REQUIRED TASK =>
All lines holding the string "unidad" are to be shown.

(Saved entries)
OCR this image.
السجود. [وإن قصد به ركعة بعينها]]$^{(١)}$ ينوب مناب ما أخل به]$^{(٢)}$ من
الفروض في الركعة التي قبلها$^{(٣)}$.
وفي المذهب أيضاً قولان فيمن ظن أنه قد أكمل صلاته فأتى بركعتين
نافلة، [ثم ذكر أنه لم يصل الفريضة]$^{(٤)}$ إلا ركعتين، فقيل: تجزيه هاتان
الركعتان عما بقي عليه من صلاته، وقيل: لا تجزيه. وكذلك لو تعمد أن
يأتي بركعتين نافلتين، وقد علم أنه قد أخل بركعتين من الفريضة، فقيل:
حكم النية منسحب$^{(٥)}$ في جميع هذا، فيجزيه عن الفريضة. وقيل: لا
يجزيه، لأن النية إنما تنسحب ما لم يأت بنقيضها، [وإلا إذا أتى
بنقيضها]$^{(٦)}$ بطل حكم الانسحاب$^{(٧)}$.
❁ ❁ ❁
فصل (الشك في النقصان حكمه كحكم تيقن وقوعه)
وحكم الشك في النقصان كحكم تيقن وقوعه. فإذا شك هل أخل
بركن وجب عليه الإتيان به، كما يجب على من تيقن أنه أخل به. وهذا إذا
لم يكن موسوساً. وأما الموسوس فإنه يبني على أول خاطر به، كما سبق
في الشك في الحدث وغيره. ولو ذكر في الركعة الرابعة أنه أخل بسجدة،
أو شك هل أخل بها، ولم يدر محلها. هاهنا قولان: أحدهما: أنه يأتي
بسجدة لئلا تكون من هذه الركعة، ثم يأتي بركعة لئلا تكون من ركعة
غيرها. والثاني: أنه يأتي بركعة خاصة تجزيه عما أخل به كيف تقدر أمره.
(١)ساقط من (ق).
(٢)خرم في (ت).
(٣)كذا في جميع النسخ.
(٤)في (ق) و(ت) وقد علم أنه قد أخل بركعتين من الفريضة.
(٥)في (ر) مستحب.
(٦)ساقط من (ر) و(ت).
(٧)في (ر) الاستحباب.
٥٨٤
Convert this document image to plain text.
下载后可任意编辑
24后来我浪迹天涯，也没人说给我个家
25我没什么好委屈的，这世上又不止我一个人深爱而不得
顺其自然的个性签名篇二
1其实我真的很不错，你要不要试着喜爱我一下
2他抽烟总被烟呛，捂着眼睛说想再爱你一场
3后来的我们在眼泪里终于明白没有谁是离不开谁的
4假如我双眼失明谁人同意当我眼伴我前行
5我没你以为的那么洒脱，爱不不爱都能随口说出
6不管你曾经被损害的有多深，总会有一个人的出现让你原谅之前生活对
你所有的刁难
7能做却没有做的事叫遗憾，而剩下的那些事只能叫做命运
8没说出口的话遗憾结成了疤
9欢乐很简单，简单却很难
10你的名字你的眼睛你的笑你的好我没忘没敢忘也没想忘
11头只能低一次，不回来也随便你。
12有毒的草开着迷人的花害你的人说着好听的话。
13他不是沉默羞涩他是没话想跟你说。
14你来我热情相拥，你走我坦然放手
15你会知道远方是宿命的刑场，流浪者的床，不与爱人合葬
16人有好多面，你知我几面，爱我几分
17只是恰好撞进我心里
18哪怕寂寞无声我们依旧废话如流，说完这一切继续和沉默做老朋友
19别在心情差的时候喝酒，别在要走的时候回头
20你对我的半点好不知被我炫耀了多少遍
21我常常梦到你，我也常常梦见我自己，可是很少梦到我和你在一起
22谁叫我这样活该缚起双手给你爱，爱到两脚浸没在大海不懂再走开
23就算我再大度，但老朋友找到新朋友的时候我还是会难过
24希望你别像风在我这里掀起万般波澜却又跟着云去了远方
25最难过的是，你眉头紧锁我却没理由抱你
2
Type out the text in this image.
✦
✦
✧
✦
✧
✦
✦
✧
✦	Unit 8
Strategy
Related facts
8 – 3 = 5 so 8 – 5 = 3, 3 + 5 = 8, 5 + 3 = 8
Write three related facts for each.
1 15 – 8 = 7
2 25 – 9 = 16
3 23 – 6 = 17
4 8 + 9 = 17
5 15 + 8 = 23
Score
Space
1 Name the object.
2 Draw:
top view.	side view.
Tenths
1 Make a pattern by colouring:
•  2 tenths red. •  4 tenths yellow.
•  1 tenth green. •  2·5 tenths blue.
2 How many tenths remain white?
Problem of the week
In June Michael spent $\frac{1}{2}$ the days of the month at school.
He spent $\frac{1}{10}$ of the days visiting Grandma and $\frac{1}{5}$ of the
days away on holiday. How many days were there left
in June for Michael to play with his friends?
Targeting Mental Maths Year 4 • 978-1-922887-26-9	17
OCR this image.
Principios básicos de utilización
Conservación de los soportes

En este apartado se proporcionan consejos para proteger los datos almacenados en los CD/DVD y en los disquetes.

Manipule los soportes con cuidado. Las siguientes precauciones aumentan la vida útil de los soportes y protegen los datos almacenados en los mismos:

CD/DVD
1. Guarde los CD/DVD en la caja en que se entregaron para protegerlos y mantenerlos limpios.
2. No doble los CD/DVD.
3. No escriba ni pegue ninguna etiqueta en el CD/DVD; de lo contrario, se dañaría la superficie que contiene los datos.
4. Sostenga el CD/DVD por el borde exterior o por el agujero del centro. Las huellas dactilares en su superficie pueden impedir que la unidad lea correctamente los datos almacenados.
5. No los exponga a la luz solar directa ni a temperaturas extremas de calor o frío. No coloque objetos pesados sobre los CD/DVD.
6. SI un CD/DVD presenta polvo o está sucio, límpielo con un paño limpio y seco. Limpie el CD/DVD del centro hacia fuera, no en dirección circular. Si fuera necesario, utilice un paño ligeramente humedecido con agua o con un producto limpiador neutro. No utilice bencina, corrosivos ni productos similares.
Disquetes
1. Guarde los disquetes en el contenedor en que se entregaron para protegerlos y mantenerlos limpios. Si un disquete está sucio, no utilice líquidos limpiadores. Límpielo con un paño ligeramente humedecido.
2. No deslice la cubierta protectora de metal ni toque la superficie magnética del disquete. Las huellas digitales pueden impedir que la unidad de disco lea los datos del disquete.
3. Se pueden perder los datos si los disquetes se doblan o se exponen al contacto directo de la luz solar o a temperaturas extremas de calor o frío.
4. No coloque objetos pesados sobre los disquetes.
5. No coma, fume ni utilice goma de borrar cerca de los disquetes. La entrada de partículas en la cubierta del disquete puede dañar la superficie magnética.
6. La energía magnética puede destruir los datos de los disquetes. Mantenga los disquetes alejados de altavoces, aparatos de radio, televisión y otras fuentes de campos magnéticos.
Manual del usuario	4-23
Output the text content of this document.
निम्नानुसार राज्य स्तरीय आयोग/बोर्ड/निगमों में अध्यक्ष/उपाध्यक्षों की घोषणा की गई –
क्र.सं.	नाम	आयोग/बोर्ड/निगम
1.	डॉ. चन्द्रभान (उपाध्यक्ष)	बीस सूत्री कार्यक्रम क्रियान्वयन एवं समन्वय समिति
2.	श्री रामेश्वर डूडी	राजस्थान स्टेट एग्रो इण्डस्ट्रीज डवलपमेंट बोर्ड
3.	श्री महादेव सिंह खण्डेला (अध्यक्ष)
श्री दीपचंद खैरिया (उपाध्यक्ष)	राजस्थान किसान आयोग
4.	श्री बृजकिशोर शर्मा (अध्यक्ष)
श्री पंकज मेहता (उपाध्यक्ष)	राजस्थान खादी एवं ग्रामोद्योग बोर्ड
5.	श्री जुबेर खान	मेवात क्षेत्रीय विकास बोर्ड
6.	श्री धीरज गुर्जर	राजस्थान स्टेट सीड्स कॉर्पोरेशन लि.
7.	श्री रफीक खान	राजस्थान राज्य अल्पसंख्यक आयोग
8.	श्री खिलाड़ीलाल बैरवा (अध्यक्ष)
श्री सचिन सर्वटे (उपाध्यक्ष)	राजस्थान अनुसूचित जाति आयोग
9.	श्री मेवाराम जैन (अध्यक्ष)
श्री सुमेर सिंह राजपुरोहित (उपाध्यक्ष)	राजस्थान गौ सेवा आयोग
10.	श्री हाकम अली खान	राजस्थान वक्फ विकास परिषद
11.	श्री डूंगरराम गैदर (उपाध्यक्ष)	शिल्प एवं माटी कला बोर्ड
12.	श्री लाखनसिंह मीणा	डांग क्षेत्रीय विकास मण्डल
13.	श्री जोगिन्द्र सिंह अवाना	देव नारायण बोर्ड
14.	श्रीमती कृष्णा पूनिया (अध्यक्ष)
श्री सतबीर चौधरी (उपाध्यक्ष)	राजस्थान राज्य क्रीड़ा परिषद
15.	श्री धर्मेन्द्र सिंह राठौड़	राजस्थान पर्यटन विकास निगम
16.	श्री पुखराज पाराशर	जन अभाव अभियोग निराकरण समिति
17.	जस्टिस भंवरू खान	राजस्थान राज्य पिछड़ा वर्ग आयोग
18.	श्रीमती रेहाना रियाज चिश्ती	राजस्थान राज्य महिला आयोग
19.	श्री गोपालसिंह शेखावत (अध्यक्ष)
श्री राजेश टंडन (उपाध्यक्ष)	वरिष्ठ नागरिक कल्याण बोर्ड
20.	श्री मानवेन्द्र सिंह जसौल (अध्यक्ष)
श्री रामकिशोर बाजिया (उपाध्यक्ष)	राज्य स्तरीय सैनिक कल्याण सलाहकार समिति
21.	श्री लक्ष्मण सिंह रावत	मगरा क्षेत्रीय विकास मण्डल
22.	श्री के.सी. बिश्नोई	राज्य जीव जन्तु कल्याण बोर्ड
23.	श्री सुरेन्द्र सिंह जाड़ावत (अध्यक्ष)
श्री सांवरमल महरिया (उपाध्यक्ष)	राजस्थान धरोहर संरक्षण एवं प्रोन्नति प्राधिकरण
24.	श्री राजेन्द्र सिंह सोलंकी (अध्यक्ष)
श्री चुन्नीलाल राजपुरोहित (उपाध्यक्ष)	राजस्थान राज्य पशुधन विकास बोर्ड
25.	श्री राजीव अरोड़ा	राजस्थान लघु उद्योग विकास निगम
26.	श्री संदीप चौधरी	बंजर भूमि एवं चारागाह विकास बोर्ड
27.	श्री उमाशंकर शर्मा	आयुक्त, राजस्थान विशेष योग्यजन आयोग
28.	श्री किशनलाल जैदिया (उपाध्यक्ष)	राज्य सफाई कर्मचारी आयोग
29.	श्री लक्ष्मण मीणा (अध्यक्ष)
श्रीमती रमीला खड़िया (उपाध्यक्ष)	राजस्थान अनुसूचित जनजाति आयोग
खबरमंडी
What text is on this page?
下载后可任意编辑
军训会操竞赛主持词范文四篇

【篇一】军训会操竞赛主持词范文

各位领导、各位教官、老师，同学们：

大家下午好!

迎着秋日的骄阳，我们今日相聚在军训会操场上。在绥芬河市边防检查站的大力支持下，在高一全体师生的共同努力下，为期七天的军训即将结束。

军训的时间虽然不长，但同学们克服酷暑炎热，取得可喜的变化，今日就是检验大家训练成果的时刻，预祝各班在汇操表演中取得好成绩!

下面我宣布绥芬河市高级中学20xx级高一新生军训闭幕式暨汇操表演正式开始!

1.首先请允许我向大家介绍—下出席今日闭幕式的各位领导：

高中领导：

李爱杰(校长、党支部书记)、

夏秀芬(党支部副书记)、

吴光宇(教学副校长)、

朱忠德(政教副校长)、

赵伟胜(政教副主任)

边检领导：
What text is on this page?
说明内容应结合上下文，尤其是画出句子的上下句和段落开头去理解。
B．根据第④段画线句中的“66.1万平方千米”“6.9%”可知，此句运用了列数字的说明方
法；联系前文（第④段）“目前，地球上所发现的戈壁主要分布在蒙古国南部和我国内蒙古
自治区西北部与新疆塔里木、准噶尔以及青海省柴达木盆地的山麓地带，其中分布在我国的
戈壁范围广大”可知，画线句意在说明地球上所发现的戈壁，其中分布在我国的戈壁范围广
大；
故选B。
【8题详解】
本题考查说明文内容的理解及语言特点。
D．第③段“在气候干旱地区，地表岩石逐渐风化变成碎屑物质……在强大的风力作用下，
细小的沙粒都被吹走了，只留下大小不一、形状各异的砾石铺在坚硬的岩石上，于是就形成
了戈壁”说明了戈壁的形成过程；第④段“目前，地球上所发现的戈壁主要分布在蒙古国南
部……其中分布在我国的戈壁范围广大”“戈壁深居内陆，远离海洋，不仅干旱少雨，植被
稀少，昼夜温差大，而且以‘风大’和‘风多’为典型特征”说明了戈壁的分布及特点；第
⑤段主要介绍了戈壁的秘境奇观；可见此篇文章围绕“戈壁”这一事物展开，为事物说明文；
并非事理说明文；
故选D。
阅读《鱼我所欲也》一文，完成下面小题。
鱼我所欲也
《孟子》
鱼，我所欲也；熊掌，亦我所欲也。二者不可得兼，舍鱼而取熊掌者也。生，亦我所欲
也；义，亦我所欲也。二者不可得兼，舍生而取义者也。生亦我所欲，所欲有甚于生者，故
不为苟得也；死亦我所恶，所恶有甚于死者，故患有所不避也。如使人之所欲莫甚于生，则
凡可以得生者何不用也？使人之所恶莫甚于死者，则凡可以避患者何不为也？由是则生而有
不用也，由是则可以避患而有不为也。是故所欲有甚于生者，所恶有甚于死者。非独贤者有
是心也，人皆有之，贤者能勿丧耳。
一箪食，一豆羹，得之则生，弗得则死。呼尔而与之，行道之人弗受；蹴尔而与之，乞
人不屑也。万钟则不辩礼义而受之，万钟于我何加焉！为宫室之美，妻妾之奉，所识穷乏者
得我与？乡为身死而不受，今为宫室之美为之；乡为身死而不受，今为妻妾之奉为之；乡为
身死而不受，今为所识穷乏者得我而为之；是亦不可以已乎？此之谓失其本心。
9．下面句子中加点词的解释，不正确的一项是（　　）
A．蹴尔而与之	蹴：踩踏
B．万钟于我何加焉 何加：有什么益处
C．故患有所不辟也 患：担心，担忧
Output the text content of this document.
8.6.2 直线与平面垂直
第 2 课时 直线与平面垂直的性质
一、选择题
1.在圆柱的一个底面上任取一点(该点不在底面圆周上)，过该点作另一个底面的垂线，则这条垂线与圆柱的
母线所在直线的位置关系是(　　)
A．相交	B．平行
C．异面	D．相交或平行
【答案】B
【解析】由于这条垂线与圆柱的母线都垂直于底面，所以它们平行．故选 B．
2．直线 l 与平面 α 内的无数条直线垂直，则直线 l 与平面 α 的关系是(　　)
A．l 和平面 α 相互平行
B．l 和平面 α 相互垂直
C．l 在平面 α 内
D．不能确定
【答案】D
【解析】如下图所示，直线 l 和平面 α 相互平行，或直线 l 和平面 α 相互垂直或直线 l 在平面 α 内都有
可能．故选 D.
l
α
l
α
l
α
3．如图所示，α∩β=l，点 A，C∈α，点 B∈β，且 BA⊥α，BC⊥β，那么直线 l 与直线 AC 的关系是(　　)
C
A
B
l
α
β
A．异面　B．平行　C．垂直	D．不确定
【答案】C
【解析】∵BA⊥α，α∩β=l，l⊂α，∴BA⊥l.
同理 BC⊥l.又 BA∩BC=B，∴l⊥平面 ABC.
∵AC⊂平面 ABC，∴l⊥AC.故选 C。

FINAL RESULT =>
4. Sostenga el CD/DVD por el borde exterior o por el agujero del centro. Las huellas dactilares en su superficie pueden impedir que la unidad lea correctamente los datos almacenados.
2. No deslice la cubierta protectora de metal ni toque la superficie magnética del disquete. Las huellas digitales pueden impedir que la unidad de disco lea los datos del disquete.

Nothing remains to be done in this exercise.